Each line containing the word "name" should be found and copied.

[start of Supplied information]

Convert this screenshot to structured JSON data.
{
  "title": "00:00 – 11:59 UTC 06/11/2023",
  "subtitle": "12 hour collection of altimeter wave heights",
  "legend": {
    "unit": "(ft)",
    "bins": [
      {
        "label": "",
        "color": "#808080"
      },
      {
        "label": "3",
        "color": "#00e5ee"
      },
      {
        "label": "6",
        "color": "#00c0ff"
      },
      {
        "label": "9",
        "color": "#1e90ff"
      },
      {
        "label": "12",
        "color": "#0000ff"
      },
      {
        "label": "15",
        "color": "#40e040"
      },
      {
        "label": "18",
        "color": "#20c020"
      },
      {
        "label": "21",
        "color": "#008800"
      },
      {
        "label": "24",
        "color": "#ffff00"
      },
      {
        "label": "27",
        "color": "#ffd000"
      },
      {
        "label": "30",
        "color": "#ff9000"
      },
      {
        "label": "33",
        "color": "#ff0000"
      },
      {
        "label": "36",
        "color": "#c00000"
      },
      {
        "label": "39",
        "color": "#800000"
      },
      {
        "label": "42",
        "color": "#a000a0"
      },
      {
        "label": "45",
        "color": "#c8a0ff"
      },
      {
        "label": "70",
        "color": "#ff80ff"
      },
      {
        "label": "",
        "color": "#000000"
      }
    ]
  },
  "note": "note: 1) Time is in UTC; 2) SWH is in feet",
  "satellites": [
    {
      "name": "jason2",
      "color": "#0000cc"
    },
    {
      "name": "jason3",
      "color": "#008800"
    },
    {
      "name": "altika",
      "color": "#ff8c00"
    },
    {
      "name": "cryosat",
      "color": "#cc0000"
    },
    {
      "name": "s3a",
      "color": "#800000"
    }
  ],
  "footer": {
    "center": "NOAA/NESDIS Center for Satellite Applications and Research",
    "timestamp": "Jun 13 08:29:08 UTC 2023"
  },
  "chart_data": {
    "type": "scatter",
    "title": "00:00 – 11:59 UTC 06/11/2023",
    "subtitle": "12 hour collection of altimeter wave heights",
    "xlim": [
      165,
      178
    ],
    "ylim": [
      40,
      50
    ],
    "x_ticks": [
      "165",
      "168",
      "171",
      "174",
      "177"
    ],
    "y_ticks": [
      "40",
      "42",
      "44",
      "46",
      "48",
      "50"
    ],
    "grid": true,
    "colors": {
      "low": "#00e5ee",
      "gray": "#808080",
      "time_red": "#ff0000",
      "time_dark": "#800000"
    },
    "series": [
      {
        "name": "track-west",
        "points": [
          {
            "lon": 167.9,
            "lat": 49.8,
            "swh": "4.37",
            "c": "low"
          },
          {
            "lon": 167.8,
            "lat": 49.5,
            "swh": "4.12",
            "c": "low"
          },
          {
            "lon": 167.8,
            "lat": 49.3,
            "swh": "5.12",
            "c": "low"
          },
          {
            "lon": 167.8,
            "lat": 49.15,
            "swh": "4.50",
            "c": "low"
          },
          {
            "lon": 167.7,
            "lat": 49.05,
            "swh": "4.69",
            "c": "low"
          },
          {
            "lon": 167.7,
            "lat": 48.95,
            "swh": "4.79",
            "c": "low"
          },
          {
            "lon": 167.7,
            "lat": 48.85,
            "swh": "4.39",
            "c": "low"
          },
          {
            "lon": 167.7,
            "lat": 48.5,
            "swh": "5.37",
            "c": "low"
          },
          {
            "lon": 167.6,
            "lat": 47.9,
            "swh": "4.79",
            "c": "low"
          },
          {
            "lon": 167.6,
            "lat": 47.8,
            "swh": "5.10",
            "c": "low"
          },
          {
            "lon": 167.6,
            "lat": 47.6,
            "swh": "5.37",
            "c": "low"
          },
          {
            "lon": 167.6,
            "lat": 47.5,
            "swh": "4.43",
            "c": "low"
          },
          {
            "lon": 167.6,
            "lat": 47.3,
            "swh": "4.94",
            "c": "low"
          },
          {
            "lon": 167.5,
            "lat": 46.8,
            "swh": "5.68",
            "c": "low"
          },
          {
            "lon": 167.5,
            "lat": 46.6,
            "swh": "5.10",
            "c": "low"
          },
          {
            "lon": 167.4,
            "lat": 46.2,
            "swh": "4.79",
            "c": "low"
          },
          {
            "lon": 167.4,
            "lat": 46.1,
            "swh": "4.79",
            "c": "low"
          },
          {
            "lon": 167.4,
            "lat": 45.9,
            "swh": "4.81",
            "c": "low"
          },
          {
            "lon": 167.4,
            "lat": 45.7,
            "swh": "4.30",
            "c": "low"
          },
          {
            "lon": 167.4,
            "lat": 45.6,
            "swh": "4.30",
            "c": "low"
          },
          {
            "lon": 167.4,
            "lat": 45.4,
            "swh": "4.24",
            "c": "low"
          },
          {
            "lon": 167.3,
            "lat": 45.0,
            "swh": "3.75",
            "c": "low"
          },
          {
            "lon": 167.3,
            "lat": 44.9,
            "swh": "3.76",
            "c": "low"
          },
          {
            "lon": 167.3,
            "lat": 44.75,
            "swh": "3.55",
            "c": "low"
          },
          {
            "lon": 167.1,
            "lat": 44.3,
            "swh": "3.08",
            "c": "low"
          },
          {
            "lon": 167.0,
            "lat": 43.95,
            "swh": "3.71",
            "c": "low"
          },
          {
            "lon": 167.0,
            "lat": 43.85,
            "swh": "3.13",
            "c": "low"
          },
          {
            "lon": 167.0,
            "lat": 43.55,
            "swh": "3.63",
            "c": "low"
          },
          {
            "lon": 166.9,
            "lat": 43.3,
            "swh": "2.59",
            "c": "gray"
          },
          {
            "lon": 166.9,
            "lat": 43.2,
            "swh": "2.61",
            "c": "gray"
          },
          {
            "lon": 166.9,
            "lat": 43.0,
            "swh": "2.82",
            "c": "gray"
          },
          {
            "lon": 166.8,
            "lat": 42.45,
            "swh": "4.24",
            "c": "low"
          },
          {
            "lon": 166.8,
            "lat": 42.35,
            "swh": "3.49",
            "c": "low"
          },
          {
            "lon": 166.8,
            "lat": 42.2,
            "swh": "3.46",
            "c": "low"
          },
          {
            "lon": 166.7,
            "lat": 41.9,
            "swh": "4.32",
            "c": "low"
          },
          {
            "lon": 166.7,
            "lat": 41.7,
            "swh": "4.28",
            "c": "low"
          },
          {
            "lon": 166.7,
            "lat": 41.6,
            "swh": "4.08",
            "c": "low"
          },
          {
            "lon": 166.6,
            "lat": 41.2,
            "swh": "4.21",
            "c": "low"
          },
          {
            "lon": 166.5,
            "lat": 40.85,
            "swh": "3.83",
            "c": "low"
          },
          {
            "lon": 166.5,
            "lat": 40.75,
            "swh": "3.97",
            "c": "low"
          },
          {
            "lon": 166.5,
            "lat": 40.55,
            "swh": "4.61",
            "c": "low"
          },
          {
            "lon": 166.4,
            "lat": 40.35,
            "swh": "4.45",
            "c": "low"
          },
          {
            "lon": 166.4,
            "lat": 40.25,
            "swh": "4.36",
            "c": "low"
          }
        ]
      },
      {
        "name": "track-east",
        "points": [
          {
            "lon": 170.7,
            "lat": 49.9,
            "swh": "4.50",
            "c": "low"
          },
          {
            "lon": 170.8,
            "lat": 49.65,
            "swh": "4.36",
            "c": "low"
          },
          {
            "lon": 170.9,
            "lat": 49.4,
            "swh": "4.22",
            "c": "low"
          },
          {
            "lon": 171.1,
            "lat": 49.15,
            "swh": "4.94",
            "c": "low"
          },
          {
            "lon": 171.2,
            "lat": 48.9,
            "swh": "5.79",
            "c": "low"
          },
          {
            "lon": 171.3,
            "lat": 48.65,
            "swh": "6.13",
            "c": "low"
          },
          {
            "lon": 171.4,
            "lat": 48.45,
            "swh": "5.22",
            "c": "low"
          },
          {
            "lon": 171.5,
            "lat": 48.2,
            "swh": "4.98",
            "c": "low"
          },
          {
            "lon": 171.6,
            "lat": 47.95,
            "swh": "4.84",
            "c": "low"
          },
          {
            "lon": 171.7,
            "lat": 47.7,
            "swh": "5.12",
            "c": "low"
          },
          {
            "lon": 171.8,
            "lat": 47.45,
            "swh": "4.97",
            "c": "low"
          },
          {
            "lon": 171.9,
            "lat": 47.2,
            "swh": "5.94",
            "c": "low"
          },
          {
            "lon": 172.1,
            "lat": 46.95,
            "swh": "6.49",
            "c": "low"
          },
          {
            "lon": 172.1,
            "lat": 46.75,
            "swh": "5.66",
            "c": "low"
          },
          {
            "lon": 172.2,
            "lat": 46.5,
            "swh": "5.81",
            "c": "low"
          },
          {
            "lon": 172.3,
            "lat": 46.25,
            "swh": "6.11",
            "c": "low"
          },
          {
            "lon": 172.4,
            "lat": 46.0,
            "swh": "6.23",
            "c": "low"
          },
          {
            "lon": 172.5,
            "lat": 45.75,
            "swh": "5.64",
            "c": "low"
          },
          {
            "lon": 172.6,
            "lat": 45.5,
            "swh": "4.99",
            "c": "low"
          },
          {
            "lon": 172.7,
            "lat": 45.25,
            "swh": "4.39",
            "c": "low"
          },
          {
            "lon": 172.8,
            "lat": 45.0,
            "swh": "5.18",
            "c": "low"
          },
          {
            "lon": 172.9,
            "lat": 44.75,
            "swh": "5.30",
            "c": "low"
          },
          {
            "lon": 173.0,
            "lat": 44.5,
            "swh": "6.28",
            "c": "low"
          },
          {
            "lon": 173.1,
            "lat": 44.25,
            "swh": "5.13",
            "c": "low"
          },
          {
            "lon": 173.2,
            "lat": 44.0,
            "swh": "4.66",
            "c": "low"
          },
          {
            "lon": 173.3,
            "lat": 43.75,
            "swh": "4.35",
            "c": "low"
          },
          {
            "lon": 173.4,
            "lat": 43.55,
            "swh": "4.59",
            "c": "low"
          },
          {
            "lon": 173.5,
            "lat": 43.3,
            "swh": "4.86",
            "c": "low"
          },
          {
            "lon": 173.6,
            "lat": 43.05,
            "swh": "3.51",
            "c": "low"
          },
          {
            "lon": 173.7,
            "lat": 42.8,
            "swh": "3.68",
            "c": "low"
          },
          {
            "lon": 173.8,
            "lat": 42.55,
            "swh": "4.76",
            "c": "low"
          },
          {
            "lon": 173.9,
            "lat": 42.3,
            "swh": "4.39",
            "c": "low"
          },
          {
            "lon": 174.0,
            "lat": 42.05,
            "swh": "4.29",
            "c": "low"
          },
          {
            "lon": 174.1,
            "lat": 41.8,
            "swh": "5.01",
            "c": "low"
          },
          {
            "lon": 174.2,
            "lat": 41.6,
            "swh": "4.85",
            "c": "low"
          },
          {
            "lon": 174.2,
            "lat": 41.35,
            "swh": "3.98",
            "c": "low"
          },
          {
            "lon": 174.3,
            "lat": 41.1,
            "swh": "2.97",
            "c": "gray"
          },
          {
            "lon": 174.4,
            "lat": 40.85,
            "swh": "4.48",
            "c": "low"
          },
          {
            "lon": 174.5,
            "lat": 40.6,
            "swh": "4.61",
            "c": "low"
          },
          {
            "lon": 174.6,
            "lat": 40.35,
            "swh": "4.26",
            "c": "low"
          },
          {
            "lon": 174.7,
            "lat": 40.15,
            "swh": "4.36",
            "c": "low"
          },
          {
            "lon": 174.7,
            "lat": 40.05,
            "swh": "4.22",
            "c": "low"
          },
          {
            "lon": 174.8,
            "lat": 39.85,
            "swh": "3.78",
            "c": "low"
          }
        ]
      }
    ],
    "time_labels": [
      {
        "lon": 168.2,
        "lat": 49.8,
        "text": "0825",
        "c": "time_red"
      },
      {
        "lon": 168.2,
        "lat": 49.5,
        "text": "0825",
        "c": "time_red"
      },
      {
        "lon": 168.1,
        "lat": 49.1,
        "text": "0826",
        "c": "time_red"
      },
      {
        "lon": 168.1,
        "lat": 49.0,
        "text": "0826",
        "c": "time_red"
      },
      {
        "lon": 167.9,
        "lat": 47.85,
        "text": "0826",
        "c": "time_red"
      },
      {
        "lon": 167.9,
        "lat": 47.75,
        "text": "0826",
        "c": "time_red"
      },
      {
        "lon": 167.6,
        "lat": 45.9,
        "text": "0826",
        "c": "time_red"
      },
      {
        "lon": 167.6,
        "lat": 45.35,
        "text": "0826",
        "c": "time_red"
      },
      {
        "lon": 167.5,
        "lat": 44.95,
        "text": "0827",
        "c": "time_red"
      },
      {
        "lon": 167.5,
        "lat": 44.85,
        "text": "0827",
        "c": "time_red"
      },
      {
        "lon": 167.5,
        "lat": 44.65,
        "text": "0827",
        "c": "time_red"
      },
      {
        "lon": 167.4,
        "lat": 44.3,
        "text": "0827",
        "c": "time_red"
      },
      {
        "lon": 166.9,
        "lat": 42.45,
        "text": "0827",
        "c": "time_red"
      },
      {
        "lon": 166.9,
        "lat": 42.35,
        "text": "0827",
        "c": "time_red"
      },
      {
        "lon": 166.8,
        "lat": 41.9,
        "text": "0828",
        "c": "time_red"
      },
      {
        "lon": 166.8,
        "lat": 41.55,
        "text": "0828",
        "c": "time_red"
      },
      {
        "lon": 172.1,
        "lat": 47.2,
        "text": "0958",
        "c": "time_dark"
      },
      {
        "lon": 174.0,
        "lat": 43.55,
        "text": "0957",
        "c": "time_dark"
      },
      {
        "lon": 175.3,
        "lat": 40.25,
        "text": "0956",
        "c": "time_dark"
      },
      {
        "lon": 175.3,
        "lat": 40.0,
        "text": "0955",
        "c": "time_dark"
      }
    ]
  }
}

[end of Supplied information]

Answer for the task:
      "name": "jason2",
      "name": "jason3",
      "name": "altika",
      "name": "cryosat",
      "name": "s3a",
        "name": "track-west",
        "name": "track-east",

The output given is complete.